[Figure record extracts]
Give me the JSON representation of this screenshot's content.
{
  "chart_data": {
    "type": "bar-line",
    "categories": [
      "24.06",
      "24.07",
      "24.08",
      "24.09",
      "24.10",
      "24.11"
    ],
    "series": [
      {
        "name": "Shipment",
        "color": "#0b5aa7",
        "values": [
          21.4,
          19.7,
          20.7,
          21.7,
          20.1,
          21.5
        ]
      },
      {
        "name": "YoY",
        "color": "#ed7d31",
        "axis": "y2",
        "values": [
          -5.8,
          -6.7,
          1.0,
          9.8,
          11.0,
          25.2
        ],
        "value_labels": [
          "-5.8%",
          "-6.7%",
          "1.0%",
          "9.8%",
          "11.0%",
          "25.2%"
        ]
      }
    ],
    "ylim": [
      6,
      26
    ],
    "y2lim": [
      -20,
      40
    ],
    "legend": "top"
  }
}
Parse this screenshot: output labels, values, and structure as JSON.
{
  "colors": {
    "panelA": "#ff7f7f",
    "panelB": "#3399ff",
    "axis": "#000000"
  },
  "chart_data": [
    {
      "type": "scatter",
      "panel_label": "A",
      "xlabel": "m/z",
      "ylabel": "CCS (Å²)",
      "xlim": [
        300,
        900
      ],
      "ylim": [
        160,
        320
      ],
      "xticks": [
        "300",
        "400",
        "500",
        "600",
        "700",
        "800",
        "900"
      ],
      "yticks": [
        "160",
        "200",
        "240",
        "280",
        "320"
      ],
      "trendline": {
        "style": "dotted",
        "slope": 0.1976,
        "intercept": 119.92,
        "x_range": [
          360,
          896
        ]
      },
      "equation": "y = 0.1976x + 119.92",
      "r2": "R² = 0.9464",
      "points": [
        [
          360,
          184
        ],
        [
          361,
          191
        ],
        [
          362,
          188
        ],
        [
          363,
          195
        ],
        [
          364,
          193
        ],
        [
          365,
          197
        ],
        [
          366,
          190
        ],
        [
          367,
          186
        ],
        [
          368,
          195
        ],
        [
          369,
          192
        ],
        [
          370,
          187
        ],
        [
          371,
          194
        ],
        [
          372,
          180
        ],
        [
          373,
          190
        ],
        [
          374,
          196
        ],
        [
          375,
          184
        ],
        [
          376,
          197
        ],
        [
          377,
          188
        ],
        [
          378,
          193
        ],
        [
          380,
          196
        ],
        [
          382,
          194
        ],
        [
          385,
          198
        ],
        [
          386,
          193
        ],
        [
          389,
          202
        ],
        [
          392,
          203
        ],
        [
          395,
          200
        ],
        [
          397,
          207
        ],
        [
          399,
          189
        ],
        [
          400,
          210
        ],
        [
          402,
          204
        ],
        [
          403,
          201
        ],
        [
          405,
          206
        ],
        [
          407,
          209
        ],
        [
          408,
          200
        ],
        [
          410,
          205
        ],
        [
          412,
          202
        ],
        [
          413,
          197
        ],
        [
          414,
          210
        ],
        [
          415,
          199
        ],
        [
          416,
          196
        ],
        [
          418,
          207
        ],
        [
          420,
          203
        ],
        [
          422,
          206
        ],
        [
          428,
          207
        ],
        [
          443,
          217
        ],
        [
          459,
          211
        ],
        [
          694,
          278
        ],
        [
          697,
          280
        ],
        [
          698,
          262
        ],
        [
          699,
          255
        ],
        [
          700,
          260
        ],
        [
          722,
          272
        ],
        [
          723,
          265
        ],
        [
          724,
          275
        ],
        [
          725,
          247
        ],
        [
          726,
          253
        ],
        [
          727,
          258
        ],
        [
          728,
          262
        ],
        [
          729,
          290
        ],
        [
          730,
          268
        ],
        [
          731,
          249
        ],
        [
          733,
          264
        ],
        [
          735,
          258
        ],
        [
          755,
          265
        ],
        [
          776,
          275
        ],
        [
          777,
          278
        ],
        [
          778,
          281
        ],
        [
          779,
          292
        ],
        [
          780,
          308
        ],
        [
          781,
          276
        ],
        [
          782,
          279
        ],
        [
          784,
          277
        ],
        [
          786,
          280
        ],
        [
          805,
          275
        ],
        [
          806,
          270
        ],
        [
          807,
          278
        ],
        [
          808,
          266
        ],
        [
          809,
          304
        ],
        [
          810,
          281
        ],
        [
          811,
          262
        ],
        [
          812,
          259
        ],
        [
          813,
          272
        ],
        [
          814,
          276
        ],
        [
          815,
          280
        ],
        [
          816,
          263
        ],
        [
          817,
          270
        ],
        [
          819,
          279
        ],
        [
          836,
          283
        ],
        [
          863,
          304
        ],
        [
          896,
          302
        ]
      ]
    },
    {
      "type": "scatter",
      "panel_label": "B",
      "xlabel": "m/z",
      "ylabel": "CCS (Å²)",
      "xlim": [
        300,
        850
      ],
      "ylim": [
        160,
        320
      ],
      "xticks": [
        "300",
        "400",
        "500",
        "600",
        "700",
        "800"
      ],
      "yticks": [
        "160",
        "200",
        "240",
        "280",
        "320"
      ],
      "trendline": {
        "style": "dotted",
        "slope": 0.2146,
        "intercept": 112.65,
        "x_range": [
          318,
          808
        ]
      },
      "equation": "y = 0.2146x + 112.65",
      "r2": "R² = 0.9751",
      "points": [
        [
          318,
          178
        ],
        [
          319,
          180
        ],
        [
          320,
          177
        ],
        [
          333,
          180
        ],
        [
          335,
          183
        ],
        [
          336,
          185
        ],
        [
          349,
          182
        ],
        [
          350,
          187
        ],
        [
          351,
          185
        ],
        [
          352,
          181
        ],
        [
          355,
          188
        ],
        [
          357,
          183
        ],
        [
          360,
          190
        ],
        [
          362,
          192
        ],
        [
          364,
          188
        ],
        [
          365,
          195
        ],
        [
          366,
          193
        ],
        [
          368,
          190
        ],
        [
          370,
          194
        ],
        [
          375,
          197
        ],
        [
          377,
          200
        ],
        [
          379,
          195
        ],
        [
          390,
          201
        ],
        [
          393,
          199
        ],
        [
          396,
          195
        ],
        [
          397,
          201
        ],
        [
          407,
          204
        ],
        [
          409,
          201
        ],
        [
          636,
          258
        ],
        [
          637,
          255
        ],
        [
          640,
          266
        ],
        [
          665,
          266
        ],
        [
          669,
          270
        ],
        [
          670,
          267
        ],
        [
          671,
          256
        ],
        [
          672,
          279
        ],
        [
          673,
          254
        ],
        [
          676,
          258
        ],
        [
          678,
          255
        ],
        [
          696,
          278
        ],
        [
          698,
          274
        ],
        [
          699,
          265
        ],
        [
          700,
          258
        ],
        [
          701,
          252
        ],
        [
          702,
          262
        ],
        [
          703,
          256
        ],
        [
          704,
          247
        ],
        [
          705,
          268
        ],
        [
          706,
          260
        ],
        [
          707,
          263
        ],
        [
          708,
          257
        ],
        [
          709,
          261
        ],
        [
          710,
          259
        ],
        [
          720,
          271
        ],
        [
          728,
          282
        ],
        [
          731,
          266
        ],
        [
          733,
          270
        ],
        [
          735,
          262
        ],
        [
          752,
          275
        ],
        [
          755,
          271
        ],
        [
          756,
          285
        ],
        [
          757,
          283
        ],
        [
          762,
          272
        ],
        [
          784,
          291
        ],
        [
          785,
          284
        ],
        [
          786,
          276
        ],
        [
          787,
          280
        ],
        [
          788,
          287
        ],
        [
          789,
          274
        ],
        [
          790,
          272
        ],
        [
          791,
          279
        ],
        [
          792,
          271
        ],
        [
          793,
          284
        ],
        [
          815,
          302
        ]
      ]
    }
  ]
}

- [Task to carry out] Each record must be returned exactly as it is written.

- [Correct answer]
Give me the JSON representation of this screenshot's content.
{
  "chart_data": {
    "type": "bar-line",
    "categories": [
      "24.06",
      "24.07",
      "24.08",
      "24.09",
      "24.10",
      "24.11"
    ],
    "series": [
      {
        "name": "Shipment",
        "color": "#0b5aa7",
        "values": [
          21.4,
          19.7,
          20.7,
          21.7,
          20.1,
          21.5
        ]
      },
      {
        "name": "YoY",
        "color": "#ed7d31",
        "axis": "y2",
        "values": [
          -5.8,
          -6.7,
          1.0,
          9.8,
          11.0,
          25.2
        ],
        "value_labels": [
          "-5.8%",
          "-6.7%",
          "1.0%",
          "9.8%",
          "11.0%",
          "25.2%"
        ]
      }
    ],
    "ylim": [
      6,
      26
    ],
    "y2lim": [
      -20,
      40
    ],
    "legend": "top"
  }
}
Parse this screenshot: output labels, values, and structure as JSON.
{
  "colors": {
    "panelA": "#ff7f7f",
    "panelB": "#3399ff",
    "axis": "#000000"
  },
  "chart_data": [
    {
      "type": "scatter",
      "panel_label": "A",
      "xlabel": "m/z",
      "ylabel": "CCS (Å²)",
      "xlim": [
        300,
        900
      ],
      "ylim": [
        160,
        320
      ],
      "xticks": [
        "300",
        "400",
        "500",
        "600",
        "700",
        "800",
        "900"
      ],
      "yticks": [
        "160",
        "200",
        "240",
        "280",
        "320"
      ],
      "trendline": {
        "style": "dotted",
        "slope": 0.1976,
        "intercept": 119.92,
        "x_range": [
          360,
          896
        ]
      },
      "equation": "y = 0.1976x + 119.92",
      "r2": "R² = 0.9464",
      "points": [
        [
          360,
          184
        ],
        [
          361,
          191
        ],
        [
          362,
          188
        ],
        [
          363,
          195
        ],
        [
          364,
          193
        ],
        [
          365,
          197
        ],
        [
          366,
          190
        ],
        [
          367,
          186
        ],
        [
          368,
          195
        ],
        [
          369,
          192
        ],
        [
          370,
          187
        ],
        [
          371,
          194
        ],
        [
          372,
          180
        ],
        [
          373,
          190
        ],
        [
          374,
          196
        ],
        [
          375,
          184
        ],
        [
          376,
          197
        ],
        [
          377,
          188
        ],
        [
          378,
          193
        ],
        [
          380,
          196
        ],
        [
          382,
          194
        ],
        [
          385,
          198
        ],
        [
          386,
          193
        ],
        [
          389,
          202
        ],
        [
          392,
          203
        ],
        [
          395,
          200
        ],
        [
          397,
          207
        ],
        [
          399,
          189
        ],
        [
          400,
          210
        ],
        [
          402,
          204
        ],
        [
          403,
          201
        ],
        [
          405,
          206
        ],
        [
          407,
          209
        ],
        [
          408,
          200
        ],
        [
          410,
          205
        ],
        [
          412,
          202
        ],
        [
          413,
          197
        ],
        [
          414,
          210
        ],
        [
          415,
          199
        ],
        [
          416,
          196
        ],
        [
          418,
          207
        ],
        [
          420,
          203
        ],
        [
          422,
          206
        ],
        [
          428,
          207
        ],
        [
          443,
          217
        ],
        [
          459,
          211
        ],
        [
          694,
          278
        ],
        [
          697,
          280
        ],
        [
          698,
          262
        ],
        [
          699,
          255
        ],
        [
          700,
          260
        ],
        [
          722,
          272
        ],
        [
          723,
          265
        ],
        [
          724,
          275
        ],
        [
          725,
          247
        ],
        [
          726,
          253
        ],
        [
          727,
          258
        ],
        [
          728,
          262
        ],
        [
          729,
          290
        ],
        [
          730,
          268
        ],
        [
          731,
          249
        ],
        [
          733,
          264
        ],
        [
          735,
          258
        ],
        [
          755,
          265
        ],
        [
          776,
          275
        ],
        [
          777,
          278
        ],
        [
          778,
          281
        ],
        [
          779,
          292
        ],
        [
          780,
          308
        ],
        [
          781,
          276
        ],
        [
          782,
          279
        ],
        [
          784,
          277
        ],
        [
          786,
          280
        ],
        [
          805,
          275
        ],
        [
          806,
          270
        ],
        [
          807,
          278
        ],
        [
          808,
          266
        ],
        [
          809,
          304
        ],
        [
          810,
          281
        ],
        [
          811,
          262
        ],
        [
          812,
          259
        ],
        [
          813,
          272
        ],
        [
          814,
          276
        ],
        [
          815,
          280
        ],
        [
          816,
          263
        ],
        [
          817,
          270
        ],
        [
          819,
          279
        ],
        [
          836,
          283
        ],
        [
          863,
          304
        ],
        [
          896,
          302
        ]
      ]
    },
    {
      "type": "scatter",
      "panel_label": "B",
      "xlabel": "m/z",
      "ylabel": "CCS (Å²)",
      "xlim": [
        300,
        850
      ],
      "ylim": [
        160,
        320
      ],
      "xticks": [
        "300",
        "400",
        "500",
        "600",
        "700",
        "800"
      ],
      "yticks": [
        "160",
        "200",
        "240",
        "280",
        "320"
      ],
      "trendline": {
        "style": "dotted",
        "slope": 0.2146,
        "intercept": 112.65,
        "x_range": [
          318,
          808
        ]
      },
      "equation": "y = 0.2146x + 112.65",
      "r2": "R² = 0.9751",
      "points": [
        [
          318,
          178
        ],
        [
          319,
          180
        ],
        [
          320,
          177
        ],
        [
          333,
          180
        ],
        [
          335,
          183
        ],
        [
          336,
          185
        ],
        [
          349,
          182
        ],
        [
          350,
          187
        ],
        [
          351,
          185
        ],
        [
          352,
          181
        ],
        [
          355,
          188
        ],
        [
          357,
          183
        ],
        [
          360,
          190
        ],
        [
          362,
          192
        ],
        [
          364,
          188
        ],
        [
          365,
          195
        ],
        [
          366,
          193
        ],
        [
          368,
          190
        ],
        [
          370,
          194
        ],
        [
          375,
          197
        ],
        [
          377,
          200
        ],
        [
          379,
          195
        ],
        [
          390,
          201
        ],
        [
          393,
          199
        ],
        [
          396,
          195
        ],
        [
          397,
          201
        ],
        [
          407,
          204
        ],
        [
          409,
          201
        ],
        [
          636,
          258
        ],
        [
          637,
          255
        ],
        [
          640,
          266
        ],
        [
          665,
          266
        ],
        [
          669,
          270
        ],
        [
          670,
          267
        ],
        [
          671,
          256
        ],
        [
          672,
          279
        ],
        [
          673,
          254
        ],
        [
          676,
          258
        ],
        [
          678,
          255
        ],
        [
          696,
          278
        ],
        [
          698,
          274
        ],
        [
          699,
          265
        ],
        [
          700,
          258
        ],
        [
          701,
          252
        ],
        [
          702,
          262
        ],
        [
          703,
          256
        ],
        [
          704,
          247
        ],
        [
          705,
          268
        ],
        [
          706,
          260
        ],
        [
          707,
          263
        ],
        [
          708,
          257
        ],
        [
          709,
          261
        ],
        [
          710,
          259
        ],
        [
          720,
          271
        ],
        [
          728,
          282
        ],
        [
          731,
          266
        ],
        [
          733,
          270
        ],
        [
          735,
          262
        ],
        [
          752,
          275
        ],
        [
          755,
          271
        ],
        [
          756,
          285
        ],
        [
          757,
          283
        ],
        [
          762,
          272
        ],
        [
          784,
          291
        ],
        [
          785,
          284
        ],
        [
          786,
          276
        ],
        [
          787,
          280
        ],
        [
          788,
          287
        ],
        [
          789,
          274
        ],
        [
          790,
          272
        ],
        [
          791,
          279
        ],
        [
          792,
          271
        ],
        [
          793,
          284
        ],
        [
          815,
          302
        ]
      ]
    }
  ]
}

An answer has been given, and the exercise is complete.